→ **TEXT BLOCK**:
# Gemmy Xmas Light and Sound Show on Sale



## Ghost of Spookie (Sep 28, 2008)

BTW I went back to my post from 9/22/2009 when I picked up my unit from Frontgate and they had it on deep discount in the Nearly Gone category at $29 back then. Not sure if they will further reduce the units from the $59 price (the economy is a bit different from then) but thought I would mention it. In any event the $59 is still a good sale price compared to what the Gemmy units have been selling for lately during the holiday season or what you can find them for on Ebay. Back then shipping UPS 3-7 days was $8, now it would be $12 for me.


----------



## DoctorGrim (Oct 18, 2007)

Had my eye on this for awhile (for both xmas & halloween)

Thanks, I may take the plunge.

DD


----------



## Tumblindice (Aug 19, 2008)

I gotta tell you that I picked by 12 outlet one up at Sam's two years ago after Christmas for 24.99. I'd wait.


----------



## Ghost of Spookie (Sep 28, 2008)

Here's how I look at it. I decided to post what I paid when the unit got plunged into Frontgate's Nearly Gone category just so people knew that at one time Frontgate did sell it for even less than the $59. However, it's hard to say how many unit have to be left before they list it there, will they actually drop the price further and will you be around to see it when they do. I think most people also thought that the deep discounts kind of evaporated over this past year or so, so I hate to tell people to wait and then the opportunity never happens. I also doubt that Sam's Club or Costco (which also carried the product) will get these in again. It was a couple of years ago and I don't think I've ever seen these stores repeat the same thing.

BTW here's a listing from someone on Ebay that I found interesting. Obviously FG pulled the item from their regular catalog after season, counted inventory and has relisted it back on the website in the outlet/clearance section, unbeknownst to the seller (and chances are they bought their units at the Frontgate outlet store directly and selling to make a profit). Anyway you'd be way ahead buying from the FG website outlet area and paying their shipping charges directly. I'm not really seeing it being sold by anyone else now that the season has past. Places may have it listed still but they say out of stock.

→ **EXERCISE**: In the Gemmy light show thread, replace "Frontgate" with "the retailer" in the passage that begins at the words "# Gemmy Xmas" and stops after "(Oct 18, 2007)". The records come from a separate source, not from the thread above.

→ **MATERIAL SUPPLIED**:
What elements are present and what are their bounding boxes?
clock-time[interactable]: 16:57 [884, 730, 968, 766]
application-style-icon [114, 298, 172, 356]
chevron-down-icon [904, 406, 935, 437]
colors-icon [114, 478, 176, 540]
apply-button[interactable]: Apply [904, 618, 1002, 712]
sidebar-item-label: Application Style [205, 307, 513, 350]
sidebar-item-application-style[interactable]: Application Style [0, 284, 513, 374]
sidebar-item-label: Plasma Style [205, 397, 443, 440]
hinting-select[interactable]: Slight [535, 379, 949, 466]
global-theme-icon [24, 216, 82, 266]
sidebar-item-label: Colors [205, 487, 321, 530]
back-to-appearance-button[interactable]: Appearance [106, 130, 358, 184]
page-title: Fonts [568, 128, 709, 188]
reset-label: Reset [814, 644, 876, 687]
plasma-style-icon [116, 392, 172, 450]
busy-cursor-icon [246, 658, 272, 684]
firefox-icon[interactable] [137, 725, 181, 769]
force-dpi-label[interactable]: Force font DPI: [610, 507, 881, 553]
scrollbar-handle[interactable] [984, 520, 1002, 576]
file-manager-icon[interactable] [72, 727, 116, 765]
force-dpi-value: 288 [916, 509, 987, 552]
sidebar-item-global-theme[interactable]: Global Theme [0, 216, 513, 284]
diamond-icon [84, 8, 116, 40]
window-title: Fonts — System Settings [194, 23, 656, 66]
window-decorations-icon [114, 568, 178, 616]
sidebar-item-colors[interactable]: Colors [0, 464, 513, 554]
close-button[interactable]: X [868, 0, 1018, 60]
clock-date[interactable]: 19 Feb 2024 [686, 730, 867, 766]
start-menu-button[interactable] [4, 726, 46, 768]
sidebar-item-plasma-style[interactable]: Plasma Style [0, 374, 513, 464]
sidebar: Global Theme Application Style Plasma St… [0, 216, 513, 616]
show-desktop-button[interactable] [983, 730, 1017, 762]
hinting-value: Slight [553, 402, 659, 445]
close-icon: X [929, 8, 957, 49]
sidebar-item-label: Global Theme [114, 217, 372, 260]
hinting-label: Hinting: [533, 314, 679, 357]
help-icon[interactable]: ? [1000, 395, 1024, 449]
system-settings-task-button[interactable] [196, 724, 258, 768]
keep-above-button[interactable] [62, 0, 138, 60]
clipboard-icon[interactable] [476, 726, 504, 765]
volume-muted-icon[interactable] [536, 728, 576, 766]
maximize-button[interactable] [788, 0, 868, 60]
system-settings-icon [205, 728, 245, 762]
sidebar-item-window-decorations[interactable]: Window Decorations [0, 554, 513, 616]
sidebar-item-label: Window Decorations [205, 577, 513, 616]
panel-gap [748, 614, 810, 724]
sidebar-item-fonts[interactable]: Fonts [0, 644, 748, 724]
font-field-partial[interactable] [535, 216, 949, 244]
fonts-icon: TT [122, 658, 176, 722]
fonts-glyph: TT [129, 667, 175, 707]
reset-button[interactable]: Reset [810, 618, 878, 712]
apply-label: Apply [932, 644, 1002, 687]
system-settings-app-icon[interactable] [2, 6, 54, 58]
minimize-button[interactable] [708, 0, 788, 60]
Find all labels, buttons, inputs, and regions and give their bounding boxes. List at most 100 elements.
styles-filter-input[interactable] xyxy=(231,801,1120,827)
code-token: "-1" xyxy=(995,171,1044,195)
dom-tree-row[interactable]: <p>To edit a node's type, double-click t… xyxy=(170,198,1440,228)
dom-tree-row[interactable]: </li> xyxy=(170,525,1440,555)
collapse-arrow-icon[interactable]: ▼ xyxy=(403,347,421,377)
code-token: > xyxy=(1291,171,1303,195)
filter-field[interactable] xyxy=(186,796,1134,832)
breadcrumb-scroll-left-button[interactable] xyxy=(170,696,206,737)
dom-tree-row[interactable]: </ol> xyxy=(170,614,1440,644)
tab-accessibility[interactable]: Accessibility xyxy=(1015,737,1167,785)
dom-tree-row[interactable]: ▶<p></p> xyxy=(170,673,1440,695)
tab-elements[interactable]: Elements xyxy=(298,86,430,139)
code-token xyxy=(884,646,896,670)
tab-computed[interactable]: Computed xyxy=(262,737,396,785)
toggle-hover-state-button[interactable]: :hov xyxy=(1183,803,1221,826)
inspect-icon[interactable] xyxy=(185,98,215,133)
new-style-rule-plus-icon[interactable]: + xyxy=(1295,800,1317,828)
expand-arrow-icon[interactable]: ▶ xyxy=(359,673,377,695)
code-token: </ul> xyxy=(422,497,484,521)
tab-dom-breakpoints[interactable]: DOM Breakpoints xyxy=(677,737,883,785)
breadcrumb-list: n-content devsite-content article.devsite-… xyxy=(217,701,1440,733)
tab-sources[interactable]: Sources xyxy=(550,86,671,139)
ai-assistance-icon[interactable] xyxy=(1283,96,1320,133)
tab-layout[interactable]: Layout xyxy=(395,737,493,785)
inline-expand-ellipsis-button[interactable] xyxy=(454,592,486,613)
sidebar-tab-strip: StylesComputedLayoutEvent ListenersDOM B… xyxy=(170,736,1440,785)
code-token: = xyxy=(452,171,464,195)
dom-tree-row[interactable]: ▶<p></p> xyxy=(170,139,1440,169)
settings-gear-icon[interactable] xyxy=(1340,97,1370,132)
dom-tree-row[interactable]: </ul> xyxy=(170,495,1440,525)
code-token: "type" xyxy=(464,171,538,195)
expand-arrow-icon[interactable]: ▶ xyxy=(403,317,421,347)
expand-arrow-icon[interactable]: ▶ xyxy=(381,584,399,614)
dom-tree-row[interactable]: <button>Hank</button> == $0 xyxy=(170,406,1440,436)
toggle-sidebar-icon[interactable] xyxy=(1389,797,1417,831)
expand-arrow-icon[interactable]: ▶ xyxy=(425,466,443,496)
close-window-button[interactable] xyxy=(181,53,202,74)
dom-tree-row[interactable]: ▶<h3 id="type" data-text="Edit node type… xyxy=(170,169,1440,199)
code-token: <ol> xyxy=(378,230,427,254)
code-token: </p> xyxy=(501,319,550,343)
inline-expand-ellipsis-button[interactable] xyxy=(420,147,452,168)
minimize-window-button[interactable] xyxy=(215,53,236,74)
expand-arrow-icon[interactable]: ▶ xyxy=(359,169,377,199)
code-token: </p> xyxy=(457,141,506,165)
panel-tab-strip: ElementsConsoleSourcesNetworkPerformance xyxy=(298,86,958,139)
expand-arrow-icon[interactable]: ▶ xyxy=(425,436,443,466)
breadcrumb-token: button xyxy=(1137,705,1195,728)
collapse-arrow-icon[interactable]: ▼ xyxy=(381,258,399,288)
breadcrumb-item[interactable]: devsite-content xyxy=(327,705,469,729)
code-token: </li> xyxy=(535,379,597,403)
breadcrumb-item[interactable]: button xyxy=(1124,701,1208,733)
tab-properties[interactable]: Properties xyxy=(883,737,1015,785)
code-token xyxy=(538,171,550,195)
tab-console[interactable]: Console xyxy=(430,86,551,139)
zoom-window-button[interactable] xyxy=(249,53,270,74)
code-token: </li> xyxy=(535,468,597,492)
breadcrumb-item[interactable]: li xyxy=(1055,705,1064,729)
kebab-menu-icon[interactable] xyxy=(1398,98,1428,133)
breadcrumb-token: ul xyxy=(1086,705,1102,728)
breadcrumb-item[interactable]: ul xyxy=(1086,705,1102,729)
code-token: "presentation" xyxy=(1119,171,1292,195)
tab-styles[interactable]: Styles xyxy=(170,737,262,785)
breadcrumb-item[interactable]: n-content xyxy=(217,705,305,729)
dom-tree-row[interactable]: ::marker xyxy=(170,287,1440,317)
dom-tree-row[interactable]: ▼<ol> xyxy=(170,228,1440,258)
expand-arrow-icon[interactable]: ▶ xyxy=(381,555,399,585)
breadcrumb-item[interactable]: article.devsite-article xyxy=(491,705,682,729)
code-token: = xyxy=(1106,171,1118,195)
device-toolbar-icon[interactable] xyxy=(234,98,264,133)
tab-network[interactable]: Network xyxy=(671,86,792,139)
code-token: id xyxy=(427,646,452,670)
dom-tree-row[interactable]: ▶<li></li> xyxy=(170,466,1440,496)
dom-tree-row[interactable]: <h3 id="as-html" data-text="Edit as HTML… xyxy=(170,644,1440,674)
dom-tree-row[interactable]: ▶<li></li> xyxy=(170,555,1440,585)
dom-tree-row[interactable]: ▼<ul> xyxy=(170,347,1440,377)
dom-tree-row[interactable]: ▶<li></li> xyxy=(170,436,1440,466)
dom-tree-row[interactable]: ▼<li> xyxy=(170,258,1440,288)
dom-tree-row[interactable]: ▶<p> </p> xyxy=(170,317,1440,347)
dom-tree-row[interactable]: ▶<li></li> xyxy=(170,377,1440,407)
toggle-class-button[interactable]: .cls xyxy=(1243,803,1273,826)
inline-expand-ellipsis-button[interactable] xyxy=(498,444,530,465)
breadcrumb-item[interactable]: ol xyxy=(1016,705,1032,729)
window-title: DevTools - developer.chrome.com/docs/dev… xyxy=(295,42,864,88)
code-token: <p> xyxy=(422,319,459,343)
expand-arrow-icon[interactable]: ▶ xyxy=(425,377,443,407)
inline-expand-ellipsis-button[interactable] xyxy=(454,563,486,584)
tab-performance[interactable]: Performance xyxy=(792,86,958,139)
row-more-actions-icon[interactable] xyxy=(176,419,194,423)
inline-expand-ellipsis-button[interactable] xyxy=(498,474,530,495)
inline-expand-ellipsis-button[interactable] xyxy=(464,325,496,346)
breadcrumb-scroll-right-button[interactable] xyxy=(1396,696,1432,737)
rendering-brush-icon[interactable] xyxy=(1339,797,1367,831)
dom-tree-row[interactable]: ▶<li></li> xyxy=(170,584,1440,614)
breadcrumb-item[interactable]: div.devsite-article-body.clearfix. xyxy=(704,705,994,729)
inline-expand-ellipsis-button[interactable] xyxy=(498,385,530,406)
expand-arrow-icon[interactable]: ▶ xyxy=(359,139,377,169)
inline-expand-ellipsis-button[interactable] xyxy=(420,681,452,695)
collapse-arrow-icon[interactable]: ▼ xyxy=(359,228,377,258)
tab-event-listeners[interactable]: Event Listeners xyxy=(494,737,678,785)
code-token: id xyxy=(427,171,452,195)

→ **OUTPUT**:
# Gemmy Xmas Light and Sound Show on Sale



## Ghost of Spookie (Sep 28, 2008)

BTW I went back to my post from 9/22/2009 when I picked up my unit from the retailer and they had it on deep discount in the Nearly Gone category at $29 back then. Not sure if they will further reduce the units from the $59 price (the economy is a bit different from then) but thought I would mention it. In any event the $59 is still a good sale price compared to what the Gemmy units have been selling for lately during the holiday season or what you can find them for on Ebay. Back then shipping UPS 3-7 days was $8, now it would be $12 for me.


----------



## DoctorGrim (Oct 18, 2007)